#### Your task
Reproduce each of the lines word for word.

== Provided records ==

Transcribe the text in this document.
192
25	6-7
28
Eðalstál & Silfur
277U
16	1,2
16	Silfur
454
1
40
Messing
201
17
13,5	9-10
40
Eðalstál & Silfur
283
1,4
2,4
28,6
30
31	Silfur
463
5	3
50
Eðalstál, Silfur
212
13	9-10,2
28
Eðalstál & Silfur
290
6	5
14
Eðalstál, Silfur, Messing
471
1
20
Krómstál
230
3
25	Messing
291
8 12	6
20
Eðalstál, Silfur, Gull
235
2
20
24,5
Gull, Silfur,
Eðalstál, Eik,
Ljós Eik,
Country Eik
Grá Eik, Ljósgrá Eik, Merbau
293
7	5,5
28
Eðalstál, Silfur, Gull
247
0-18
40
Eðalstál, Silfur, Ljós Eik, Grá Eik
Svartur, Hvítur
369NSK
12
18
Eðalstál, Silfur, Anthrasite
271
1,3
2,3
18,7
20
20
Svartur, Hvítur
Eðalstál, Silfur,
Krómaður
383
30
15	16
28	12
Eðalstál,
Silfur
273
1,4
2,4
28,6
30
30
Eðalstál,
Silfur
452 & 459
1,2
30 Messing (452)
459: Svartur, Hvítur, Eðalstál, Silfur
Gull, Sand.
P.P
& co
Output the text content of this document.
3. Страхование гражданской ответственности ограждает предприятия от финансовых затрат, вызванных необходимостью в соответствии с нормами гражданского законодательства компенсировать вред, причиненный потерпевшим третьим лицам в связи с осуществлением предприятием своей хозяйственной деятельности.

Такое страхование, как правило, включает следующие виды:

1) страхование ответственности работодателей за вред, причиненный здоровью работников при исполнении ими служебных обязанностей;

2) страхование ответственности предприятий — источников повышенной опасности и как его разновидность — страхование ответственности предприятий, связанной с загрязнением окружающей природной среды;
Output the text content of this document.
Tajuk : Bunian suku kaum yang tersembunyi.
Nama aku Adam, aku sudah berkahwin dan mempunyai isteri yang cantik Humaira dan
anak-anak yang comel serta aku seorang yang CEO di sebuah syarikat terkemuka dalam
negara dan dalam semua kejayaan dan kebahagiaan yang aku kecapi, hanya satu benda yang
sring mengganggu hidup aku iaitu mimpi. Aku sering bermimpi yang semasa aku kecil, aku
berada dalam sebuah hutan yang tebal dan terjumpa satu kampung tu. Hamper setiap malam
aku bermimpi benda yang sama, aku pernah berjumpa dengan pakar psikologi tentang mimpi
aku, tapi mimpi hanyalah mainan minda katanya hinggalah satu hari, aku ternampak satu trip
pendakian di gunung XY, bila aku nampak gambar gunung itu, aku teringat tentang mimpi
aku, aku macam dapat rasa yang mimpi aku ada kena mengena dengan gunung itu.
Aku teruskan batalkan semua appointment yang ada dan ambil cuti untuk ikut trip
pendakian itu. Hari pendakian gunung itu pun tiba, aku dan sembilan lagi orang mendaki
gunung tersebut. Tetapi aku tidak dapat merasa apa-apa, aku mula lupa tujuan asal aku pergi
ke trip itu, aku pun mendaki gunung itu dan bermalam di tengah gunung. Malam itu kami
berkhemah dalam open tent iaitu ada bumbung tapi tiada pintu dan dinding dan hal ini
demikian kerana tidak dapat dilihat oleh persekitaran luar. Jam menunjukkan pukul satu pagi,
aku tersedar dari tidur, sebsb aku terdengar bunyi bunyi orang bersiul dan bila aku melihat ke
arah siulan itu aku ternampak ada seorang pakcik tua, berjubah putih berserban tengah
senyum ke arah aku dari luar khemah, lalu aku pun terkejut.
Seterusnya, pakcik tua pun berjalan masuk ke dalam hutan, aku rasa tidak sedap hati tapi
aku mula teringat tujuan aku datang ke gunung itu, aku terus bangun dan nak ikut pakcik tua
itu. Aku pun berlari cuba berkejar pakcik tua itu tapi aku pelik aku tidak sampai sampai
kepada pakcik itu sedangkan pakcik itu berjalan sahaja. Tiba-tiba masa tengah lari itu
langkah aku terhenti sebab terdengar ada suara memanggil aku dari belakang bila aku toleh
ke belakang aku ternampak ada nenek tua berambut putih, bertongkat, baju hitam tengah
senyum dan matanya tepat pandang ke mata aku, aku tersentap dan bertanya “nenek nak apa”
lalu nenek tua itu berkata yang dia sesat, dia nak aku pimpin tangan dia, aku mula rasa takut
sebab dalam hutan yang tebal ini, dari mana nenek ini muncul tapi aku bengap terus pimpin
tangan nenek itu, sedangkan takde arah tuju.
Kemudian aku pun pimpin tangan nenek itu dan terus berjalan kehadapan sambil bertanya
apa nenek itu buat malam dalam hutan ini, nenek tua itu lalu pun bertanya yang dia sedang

===

#### Written response
Transcribe the text in this document.
192
25	6-7
28
Eðalstál & Silfur
277U
16	1,2
16	Silfur
454
1
40
Messing
201
17
13,5	9-10
40
Eðalstál & Silfur
283
1,4
2,4
28,6
30
31	Silfur
463
5	3
50
Eðalstál, Silfur
212
13	9-10,2
28
Eðalstál & Silfur
290
6	5
14
Eðalstál, Silfur, Messing
471
1
20
Krómstál
230
3
25	Messing
291
8 12	6
20
Eðalstál, Silfur, Gull
235
2
20
24,5
Gull, Silfur,
Eðalstál, Eik,
Ljós Eik,
Country Eik
Grá Eik, Ljósgrá Eik, Merbau
293
7	5,5
28
Eðalstál, Silfur, Gull
247
0-18
40
Eðalstál, Silfur, Ljós Eik, Grá Eik
Svartur, Hvítur
369NSK
12
18
Eðalstál, Silfur, Anthrasite
271
1,3
2,3
18,7
20
20
Svartur, Hvítur
Eðalstál, Silfur,
Krómaður
383
30
15	16
28	12
Eðalstál,
Silfur
273
1,4
2,4
28,6
30
30
Eðalstál,
Silfur
452 & 459
1,2
30 Messing (452)
459: Svartur, Hvítur, Eðalstál, Silfur
Gull, Sand.
P.P
& co
Output the text content of this document.
3. Страхование гражданской ответственности ограждает предприятия от финансовых затрат, вызванных необходимостью в соответствии с нормами гражданского законодательства компенсировать вред, причиненный потерпевшим третьим лицам в связи с осуществлением предприятием своей хозяйственной деятельности.

Такое страхование, как правило, включает следующие виды:

1) страхование ответственности работодателей за вред, причиненный здоровью работников при исполнении ими служебных обязанностей;

2) страхование ответственности предприятий — источников повышенной опасности и как его разновидность — страхование ответственности предприятий, связанной с загрязнением окружающей природной среды;
Output the text content of this document.
Tajuk : Bunian suku kaum yang tersembunyi.
Nama aku Adam, aku sudah berkahwin dan mempunyai isteri yang cantik Humaira dan
anak-anak yang comel serta aku seorang yang CEO di sebuah syarikat terkemuka dalam
negara dan dalam semua kejayaan dan kebahagiaan yang aku kecapi, hanya satu benda yang
sring mengganggu hidup aku iaitu mimpi. Aku sering bermimpi yang semasa aku kecil, aku
berada dalam sebuah hutan yang tebal dan terjumpa satu kampung tu. Hamper setiap malam
aku bermimpi benda yang sama, aku pernah berjumpa dengan pakar psikologi tentang mimpi
aku, tapi mimpi hanyalah mainan minda katanya hinggalah satu hari, aku ternampak satu trip
pendakian di gunung XY, bila aku nampak gambar gunung itu, aku teringat tentang mimpi
aku, aku macam dapat rasa yang mimpi aku ada kena mengena dengan gunung itu.
Aku teruskan batalkan semua appointment yang ada dan ambil cuti untuk ikut trip
pendakian itu. Hari pendakian gunung itu pun tiba, aku dan sembilan lagi orang mendaki
gunung tersebut. Tetapi aku tidak dapat merasa apa-apa, aku mula lupa tujuan asal aku pergi
ke trip itu, aku pun mendaki gunung itu dan bermalam di tengah gunung. Malam itu kami
berkhemah dalam open tent iaitu ada bumbung tapi tiada pintu dan dinding dan hal ini
demikian kerana tidak dapat dilihat oleh persekitaran luar. Jam menunjukkan pukul satu pagi,
aku tersedar dari tidur, sebsb aku terdengar bunyi bunyi orang bersiul dan bila aku melihat ke
arah siulan itu aku ternampak ada seorang pakcik tua, berjubah putih berserban tengah
senyum ke arah aku dari luar khemah, lalu aku pun terkejut.
Seterusnya, pakcik tua pun berjalan masuk ke dalam hutan, aku rasa tidak sedap hati tapi
aku mula teringat tujuan aku datang ke gunung itu, aku terus bangun dan nak ikut pakcik tua
itu. Aku pun berlari cuba berkejar pakcik tua itu tapi aku pelik aku tidak sampai sampai
kepada pakcik itu sedangkan pakcik itu berjalan sahaja. Tiba-tiba masa tengah lari itu
langkah aku terhenti sebab terdengar ada suara memanggil aku dari belakang bila aku toleh
ke belakang aku ternampak ada nenek tua berambut putih, bertongkat, baju hitam tengah
senyum dan matanya tepat pandang ke mata aku, aku tersentap dan bertanya “nenek nak apa”
lalu nenek tua itu berkata yang dia sesat, dia nak aku pimpin tangan dia, aku mula rasa takut
sebab dalam hutan yang tebal ini, dari mana nenek ini muncul tapi aku bengap terus pimpin
tangan nenek itu, sedangkan takde arah tuju.
Kemudian aku pun pimpin tangan nenek itu dan terus berjalan kehadapan sambil bertanya
apa nenek itu buat malam dalam hutan ini, nenek tua itu lalu pun bertanya yang dia sedang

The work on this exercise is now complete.